▶ **Source extract**:
......
Written by Liliana Cerquozzi
Art lies not only within the Museums in Jacksonville, but throughout the city in public places that you may or may not have already been to. Some may be in the most unexpected places that you visit on a daily basis or some may be lying around town that you just never got a chance to go visit. If given the chance, you must get out and marvel at the beauty that is right here in our own backyard, and don’t worry… there’s free admission.
My top choice for public art would be The Main Library – Laura Street Exterior called Wisdom. Washington D.C. artist Larry Kirkland created a large-scale sculpture that can be seen from both Monroe and Laura Street. The sculpture is a bronze owl, a traditional symbol of wisdom which appropriately identifies the Main Library as a place of pursuit for information, knowledge, and wisdom. In ancient Greek mythology, Athena, the goddess of wisdom, was able to transform herself into an owl. The sculpture was inspired by a sculpture created by Michelangelo for the Medici Chapel in Florence, Italy. The golden key, located above the owl, incorporates the Greek letters A – Z, referencing the beginning and end, while the key itself unlocks the knowledge inside the books that the owl is sitting upon. Kirkland also created cast bronze animals, toys, and trains in the Kid’s Walk, a 650 foot bridge connecting Jacksonville’s Wolfson Children’s Hospital and Nemours Children’s Clinic.
Number two on my list, The Riverside Memorial Park, Winged Victory. It has gotten much recognition in the past and many painters use it as their subject in the art. But what makes it so special? Winged Victory memorializes the 1,200 soldiers from Florida killed during the First World War. The statue depicts “the winged figure of youth,” a muscular character rising valiantly and victoriously above “the mad maelstrom of earthly passions.” Unveiled on Christmas Day in 1924, the message was overlooked by many residents of the Riverside neighborhood, more than likely because they thought the statue was too distracting and mocking the community standards of decency. Today the statue stands proud and no word is said about its’ “decency.” St. Augustine native sculptor, C. Adrian Pillars, began working on the statue in 1922, drawing inspiration from a sentimental war poem by soldier-poet Allan Seeger who lost his life in WWI. It seems to me he may have drawn inspiration from the Winged Victory of Samothrace, but that may be a coincidence.
And last on my top three list would be The Lions of San Marco Fountain. Added in 1997 to the San Marco Area, they have become iconic to the San Marco area, reflecting the area’s association with Venice, Italy. Angela Shiffanela and Alan Wilson designed these three lounging lions that have caught my eye every time I enter San Marco Square.
......
▶ **Material shown**:
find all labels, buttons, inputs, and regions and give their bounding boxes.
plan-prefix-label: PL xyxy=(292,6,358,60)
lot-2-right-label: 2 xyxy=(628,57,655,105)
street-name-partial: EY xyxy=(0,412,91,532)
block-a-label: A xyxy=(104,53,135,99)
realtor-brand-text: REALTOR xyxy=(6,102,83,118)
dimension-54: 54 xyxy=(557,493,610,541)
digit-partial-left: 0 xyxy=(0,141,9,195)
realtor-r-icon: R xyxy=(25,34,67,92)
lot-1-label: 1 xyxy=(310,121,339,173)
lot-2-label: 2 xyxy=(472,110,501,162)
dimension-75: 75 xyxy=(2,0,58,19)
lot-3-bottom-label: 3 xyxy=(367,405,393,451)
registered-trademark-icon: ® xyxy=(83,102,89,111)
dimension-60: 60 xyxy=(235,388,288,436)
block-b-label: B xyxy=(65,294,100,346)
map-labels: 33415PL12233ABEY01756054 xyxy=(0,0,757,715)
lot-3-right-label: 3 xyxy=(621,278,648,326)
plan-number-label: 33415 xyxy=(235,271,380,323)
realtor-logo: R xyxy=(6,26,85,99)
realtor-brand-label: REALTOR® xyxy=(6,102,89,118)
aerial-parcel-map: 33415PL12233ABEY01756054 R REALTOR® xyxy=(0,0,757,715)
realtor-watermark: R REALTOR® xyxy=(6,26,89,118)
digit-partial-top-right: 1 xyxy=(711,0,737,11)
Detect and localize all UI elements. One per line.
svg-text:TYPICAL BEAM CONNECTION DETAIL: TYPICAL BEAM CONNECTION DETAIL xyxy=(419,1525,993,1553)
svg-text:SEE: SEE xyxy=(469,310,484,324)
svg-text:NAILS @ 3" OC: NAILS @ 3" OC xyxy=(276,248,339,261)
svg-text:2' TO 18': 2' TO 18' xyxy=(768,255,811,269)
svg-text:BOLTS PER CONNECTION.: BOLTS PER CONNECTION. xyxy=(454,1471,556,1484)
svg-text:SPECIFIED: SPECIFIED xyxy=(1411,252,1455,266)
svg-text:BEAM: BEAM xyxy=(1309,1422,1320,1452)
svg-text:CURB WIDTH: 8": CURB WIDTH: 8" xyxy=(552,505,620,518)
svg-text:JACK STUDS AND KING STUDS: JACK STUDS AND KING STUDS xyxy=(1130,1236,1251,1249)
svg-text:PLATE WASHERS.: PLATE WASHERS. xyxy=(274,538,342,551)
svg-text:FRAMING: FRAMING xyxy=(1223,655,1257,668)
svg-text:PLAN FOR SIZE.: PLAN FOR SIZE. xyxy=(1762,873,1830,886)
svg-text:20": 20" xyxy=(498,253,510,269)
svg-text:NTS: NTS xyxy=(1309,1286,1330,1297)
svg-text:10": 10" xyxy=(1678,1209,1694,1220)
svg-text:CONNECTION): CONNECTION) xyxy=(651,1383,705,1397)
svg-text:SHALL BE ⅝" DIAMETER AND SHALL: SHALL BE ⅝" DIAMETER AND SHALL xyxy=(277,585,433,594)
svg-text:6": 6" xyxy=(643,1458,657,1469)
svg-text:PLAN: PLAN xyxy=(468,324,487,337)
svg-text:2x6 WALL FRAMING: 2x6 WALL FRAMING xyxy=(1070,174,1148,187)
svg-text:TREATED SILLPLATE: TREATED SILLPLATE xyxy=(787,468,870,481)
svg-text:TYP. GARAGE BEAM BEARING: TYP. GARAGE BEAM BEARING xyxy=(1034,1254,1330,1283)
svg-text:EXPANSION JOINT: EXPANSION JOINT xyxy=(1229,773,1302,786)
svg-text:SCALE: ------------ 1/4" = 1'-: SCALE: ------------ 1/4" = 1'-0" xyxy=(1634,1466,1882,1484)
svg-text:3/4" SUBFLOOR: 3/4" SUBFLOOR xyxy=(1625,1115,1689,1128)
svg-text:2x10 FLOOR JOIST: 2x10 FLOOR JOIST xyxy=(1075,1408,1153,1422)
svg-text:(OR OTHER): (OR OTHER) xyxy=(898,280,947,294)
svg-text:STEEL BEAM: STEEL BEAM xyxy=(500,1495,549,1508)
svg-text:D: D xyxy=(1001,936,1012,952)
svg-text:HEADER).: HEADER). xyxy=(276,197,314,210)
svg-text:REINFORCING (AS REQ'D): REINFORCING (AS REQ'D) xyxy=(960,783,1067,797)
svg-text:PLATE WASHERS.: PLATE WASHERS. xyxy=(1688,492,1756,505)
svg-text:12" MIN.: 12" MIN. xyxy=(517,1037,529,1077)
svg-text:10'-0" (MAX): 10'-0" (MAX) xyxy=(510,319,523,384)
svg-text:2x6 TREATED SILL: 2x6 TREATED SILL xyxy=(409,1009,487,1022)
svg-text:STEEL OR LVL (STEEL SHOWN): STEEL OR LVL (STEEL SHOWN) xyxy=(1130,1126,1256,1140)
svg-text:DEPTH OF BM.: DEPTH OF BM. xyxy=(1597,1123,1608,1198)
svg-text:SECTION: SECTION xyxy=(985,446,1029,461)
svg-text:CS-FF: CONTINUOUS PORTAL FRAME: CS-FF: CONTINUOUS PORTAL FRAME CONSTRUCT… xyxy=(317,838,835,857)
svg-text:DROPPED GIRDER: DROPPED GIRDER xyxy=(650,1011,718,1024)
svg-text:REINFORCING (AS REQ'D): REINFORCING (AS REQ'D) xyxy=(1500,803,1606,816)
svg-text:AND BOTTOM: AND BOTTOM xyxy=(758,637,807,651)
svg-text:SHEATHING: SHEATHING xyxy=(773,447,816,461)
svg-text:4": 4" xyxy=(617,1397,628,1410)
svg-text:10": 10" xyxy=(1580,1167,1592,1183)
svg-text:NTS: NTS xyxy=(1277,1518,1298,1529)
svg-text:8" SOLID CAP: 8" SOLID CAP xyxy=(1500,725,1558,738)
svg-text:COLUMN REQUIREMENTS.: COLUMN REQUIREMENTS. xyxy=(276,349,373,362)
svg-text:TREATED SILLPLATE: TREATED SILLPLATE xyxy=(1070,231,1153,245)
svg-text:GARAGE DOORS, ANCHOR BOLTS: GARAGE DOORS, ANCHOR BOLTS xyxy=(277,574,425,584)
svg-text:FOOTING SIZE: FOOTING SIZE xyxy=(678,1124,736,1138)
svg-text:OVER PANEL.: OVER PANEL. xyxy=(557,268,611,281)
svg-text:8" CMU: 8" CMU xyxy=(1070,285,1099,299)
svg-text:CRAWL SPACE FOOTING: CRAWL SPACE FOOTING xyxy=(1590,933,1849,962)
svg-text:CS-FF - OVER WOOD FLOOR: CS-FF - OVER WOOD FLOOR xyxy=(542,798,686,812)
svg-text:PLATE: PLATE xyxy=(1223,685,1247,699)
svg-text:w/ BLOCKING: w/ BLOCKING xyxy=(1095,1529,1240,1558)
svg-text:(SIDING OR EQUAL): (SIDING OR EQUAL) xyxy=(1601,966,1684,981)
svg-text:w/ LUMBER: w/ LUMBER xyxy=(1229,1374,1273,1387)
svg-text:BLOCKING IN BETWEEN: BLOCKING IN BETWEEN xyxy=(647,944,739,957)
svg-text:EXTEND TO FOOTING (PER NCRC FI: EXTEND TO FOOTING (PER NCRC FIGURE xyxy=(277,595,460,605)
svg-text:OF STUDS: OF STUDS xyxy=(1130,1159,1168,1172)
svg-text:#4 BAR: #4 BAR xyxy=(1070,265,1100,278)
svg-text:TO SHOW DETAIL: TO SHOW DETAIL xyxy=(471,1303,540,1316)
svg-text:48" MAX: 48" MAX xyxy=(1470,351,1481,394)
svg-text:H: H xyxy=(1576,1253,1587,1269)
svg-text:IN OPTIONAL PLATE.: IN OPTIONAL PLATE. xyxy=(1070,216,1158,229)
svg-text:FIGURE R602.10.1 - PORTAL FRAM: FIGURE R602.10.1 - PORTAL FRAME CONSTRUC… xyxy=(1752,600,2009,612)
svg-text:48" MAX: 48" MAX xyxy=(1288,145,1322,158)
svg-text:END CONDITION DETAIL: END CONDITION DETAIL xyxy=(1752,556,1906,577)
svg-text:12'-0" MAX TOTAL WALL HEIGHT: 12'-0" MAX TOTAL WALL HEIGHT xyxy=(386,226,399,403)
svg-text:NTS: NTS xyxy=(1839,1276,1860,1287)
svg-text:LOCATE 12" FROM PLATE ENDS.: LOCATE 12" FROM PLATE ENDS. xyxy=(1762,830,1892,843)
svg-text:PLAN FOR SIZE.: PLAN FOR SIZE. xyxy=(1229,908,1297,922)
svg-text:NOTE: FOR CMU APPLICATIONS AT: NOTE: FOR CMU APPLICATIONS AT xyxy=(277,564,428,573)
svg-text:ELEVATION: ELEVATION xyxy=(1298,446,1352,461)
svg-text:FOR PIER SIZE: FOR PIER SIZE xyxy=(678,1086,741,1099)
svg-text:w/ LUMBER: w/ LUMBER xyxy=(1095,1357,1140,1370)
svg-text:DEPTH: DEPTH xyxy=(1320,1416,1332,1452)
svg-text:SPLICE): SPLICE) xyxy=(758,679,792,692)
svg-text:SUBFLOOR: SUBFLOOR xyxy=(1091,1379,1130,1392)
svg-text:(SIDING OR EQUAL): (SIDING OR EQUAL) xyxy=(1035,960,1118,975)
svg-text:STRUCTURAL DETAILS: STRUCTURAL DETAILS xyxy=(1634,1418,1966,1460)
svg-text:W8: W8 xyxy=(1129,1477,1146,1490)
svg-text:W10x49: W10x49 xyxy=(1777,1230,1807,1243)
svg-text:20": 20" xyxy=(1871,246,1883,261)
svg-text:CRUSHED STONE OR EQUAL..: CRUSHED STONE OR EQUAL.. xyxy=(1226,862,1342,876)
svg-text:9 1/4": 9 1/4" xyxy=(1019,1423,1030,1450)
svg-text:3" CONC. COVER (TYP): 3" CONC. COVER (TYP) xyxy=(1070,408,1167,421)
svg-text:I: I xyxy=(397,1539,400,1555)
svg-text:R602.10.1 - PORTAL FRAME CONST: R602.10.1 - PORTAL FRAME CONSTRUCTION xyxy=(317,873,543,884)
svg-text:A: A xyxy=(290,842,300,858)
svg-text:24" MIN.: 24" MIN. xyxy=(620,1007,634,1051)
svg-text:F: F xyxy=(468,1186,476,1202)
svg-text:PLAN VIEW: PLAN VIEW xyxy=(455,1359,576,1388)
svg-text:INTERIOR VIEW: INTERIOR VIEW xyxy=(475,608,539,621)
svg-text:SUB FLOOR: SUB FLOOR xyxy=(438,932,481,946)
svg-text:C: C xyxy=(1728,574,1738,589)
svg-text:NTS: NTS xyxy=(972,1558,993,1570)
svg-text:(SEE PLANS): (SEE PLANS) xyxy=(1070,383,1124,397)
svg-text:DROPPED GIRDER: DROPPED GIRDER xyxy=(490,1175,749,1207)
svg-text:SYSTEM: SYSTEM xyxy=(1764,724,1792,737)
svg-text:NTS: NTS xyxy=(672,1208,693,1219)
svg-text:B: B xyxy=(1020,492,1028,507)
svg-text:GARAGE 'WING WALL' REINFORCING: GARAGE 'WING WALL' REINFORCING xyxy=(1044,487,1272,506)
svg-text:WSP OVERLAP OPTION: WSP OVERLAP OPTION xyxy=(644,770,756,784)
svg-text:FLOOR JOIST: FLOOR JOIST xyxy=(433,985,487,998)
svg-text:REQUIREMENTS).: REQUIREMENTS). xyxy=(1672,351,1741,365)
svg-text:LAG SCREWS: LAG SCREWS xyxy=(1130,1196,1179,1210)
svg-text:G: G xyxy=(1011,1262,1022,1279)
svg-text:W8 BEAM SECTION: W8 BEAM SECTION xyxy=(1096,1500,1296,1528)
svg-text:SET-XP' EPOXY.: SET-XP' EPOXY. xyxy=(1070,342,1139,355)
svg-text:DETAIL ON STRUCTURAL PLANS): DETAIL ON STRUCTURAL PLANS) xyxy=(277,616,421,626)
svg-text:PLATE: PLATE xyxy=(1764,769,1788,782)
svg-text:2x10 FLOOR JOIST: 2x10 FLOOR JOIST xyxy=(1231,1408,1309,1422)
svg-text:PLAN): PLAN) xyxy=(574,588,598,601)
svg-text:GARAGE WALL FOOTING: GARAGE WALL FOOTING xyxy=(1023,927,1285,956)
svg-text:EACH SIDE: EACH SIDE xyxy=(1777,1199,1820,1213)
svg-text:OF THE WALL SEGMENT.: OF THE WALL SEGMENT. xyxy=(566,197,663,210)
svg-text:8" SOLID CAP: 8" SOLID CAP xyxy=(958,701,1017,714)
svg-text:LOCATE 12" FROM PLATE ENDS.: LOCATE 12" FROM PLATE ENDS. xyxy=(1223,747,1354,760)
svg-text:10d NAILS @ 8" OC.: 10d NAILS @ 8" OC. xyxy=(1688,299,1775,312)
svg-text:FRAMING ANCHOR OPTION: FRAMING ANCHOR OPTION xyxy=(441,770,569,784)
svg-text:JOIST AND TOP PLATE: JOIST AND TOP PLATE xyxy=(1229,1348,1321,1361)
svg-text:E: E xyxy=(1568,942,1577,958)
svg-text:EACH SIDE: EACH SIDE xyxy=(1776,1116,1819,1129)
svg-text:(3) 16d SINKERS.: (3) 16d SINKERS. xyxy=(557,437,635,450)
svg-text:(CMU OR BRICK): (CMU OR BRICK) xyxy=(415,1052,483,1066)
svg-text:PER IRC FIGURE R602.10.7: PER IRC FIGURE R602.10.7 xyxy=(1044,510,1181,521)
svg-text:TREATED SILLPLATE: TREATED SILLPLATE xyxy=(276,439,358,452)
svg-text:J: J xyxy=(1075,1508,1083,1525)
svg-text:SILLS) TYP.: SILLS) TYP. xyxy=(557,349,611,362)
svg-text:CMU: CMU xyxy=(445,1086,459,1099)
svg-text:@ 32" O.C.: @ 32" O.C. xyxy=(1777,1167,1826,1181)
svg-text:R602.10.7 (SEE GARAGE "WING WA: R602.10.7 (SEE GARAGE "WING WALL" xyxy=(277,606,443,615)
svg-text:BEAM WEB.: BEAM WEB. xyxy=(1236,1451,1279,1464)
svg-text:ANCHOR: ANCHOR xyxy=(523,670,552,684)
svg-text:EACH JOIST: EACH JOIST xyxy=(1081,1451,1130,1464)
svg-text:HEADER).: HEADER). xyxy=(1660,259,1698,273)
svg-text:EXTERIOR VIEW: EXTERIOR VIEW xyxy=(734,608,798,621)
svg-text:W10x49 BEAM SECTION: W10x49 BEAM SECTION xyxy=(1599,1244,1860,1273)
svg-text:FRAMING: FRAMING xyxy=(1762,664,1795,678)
......
▶ **Activity list**:
A: In the article on Jacksonville public art, transcribe the stretch from "Written by Liliana" through "there’s free admission.".
B: Answer these from the article on Jacksonville public art:
(i) What animal does the bronze sculpture Wisdom show?
(ii) How many soldiers from Florida does Winged Victory memorialize?
(iii) In what year were the Lions of San Marco added to the San Marco area?

▶ **Expected results**:
A:
Written by Liliana Cerquozzi
Art lies not only within the Museums in Jacksonville, but throughout the city in public places that you may or may not have already been to. Some may be in the most unexpected places that you visit on a daily basis or some may be lying around town that you just never got a chance to go visit. If given the chance, you must get out and marvel at the beauty that is right here in our own backyard, and don’t worry… there’s free admission.

B:
(i) An owl
(ii) 1,200
(iii) 1997